— Fragmento seleccionado —
%%
Agosto debía ser el mes del despegue para Boca. Después del 0-3 ante Riestra, la sufrida clasificación frente a O’Higgins, el tirón de orejas de Juan Román Riquelme y la fuerte autocrítica de Rodolfo Arruabarrena, la mejoría mostrada en el 2-2 ante Newell’s necesitaba una confirmación. Y llegó frente a Estudiantes. Ante el primer rival de peso del nuevo ciclo, el Xeneize jugó su partido más completo, ganó 1-0 y consiguió su primer triunfo en el Torneo Clausura. Una victoria para acomodarse en la tabla anual, recuperar confianza y empezar a enderezar un semestre que había arrancado torcido.
Lejos de la versión del primer tiempo ante Newell’s, cuando había mostrado su mejor cara, Boca llevó la iniciativa en el Ducó, aunque durante buena parte de la primera mitad le costó transformar ese dominio en situaciones de peligro. Con un nuevo esquema, Leandro Paredes como volante tapón y una línea de cuatro mediocampistas por delante, sin Sebastián Villa y con Leonel Flores y Tomás Aranda bien abiertos, el equipo intentó lastimar por las bandas. Sin embargo, con Miguel Merentiel como única referencia, le faltó en el área un “9″ capaz de capitalizar alguno de los incontables centros que llegaron desde los costados.
Boca manejaba la pelota ante un Estudiantes que, desde el arranque, eligió replegarse y esperar alguna contra. Una postura demasiado conservadora por la jerarquía de sus futbolistas y, sobre todo, por el presente titubeante de un rival que venía de recibir dos goles ante Newell’s y tres frente a Deportivo Riestra. De hecho, las aproximaciones más claras de la primera mitad habían sido del Pincha, con Eric Meza aprovechando la espalda de Lautaro Blanco y Guido Carrillo imponiéndose en el juego aéreo.
En el mejor momento del equipo, con Paredes imponiendo su categoría, Milton Delgado sumándose a la elaboración y muy buenos rendimientos de Ascacibar y la zaga central, Arruabarrena tomó una decisión difícil de explicar: sacó a Merentiel para el ingreso de Villa -recibido con silbidos por buena parte del público- y ubicó a Aranda como falso nueve. El cambio, promediando el complemento, desarmó parte de lo bueno que Boca había construido. Aranda se diluyó, Boca perdió presencia en el área y el Pincha se adelantó unos metros, aunque nunca llegó a inquietar de verdad a Álvaro Montero. Tampoco el ingreso de Edwuin Cetré cambió el panorama: el colombiano chocó una y otra vez contra un Blanco firme, tanto para atacar como para defender.
%%
— Fragmentos de registros —
%%
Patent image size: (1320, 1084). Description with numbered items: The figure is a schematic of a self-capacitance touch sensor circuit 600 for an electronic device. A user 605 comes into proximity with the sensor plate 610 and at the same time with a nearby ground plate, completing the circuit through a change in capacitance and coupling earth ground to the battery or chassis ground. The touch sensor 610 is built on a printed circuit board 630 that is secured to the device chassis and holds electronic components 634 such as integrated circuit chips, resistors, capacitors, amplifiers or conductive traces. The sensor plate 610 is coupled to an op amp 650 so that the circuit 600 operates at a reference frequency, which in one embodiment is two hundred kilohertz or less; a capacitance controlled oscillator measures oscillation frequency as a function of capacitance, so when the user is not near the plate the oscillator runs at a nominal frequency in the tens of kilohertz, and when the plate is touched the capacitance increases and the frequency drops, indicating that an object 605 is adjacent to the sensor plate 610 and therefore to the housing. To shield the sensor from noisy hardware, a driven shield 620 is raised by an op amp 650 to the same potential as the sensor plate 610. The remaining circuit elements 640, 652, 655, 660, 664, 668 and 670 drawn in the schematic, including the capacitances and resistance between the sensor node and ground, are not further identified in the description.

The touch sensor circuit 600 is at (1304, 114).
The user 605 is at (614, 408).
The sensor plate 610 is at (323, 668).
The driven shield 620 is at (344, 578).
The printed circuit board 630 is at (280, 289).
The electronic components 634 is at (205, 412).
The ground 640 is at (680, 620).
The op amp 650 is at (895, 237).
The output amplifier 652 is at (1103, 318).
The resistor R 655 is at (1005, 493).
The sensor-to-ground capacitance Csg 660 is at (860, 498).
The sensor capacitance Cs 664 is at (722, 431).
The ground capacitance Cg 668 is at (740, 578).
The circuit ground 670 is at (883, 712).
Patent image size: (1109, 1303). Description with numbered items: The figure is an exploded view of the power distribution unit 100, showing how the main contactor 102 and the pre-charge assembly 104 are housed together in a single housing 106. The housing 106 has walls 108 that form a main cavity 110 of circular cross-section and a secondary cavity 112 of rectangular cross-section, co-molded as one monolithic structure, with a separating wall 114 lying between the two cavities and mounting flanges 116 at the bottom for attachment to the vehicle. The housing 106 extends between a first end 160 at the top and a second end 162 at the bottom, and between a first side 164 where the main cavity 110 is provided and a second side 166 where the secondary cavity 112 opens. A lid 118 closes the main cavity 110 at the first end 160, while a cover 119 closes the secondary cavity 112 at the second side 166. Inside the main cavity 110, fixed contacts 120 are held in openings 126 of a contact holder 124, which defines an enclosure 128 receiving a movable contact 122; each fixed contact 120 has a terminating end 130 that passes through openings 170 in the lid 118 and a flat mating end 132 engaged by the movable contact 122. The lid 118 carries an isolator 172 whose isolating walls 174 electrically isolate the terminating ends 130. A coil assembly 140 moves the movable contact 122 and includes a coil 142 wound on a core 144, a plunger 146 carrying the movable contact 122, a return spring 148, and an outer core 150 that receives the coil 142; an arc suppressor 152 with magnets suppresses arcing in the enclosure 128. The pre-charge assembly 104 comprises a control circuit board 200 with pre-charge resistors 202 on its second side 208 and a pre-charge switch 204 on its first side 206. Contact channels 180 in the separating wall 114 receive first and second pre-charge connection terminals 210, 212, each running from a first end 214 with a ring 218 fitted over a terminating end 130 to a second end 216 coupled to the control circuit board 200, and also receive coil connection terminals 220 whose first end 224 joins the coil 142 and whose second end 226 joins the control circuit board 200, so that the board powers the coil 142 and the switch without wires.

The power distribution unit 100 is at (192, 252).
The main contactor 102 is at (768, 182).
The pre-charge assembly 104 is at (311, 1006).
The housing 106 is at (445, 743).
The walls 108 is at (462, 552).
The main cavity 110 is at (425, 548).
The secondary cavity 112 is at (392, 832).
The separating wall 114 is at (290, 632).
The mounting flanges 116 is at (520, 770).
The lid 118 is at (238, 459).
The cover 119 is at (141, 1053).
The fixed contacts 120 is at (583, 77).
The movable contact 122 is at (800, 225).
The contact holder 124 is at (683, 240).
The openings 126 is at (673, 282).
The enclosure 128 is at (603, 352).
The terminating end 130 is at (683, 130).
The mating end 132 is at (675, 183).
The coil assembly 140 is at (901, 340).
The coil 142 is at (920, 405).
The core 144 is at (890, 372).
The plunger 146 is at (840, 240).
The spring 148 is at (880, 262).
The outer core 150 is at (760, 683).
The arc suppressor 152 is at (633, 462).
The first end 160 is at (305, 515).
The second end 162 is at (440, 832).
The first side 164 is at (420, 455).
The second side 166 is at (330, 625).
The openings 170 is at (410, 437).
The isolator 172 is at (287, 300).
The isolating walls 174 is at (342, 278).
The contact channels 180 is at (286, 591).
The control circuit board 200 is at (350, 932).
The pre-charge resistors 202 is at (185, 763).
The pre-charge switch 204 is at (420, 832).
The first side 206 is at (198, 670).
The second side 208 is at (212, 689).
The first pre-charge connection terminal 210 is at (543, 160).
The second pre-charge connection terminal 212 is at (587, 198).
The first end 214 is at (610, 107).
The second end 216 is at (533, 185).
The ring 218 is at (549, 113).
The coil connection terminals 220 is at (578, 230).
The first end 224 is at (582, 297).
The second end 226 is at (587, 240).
%%
— Qué trabajar —
**a)** Reescribe todo el tramo de la crónica que va desde "En el mejor" hasta "como para defender.", con "centrodelantero" en lugar de "falso nueve".
**b)** Según la crónica, ¿con qué resultado le ganó Boca a Estudiantes?
Los ítems no tienen relación con la crónica.

— Soluciones del ejercicio —
**a)**
En el mejor momento del equipo, con Paredes imponiendo su categoría, Milton Delgado sumándose a la elaboración y muy buenos rendimientos de Ascacibar y la zaga central, Arruabarrena tomó una decisión difícil de explicar: sacó a Merentiel para el ingreso de Villa -recibido con silbidos por buena parte del público- y ubicó a Aranda como centrodelantero. El cambio, promediando el complemento, desarmó parte de lo bueno que Boca había construido. Aranda se diluyó, Boca perdió presencia en el área y el Pincha se adelantó unos metros, aunque nunca llegó a inquietar de verdad a Álvaro Montero. Tampoco el ingreso de Edwuin Cetré cambió el panorama: el colombiano chocó una y otra vez contra un Blanco firme, tanto para atacar como para defender.

**b)** Boca ganó 1-0.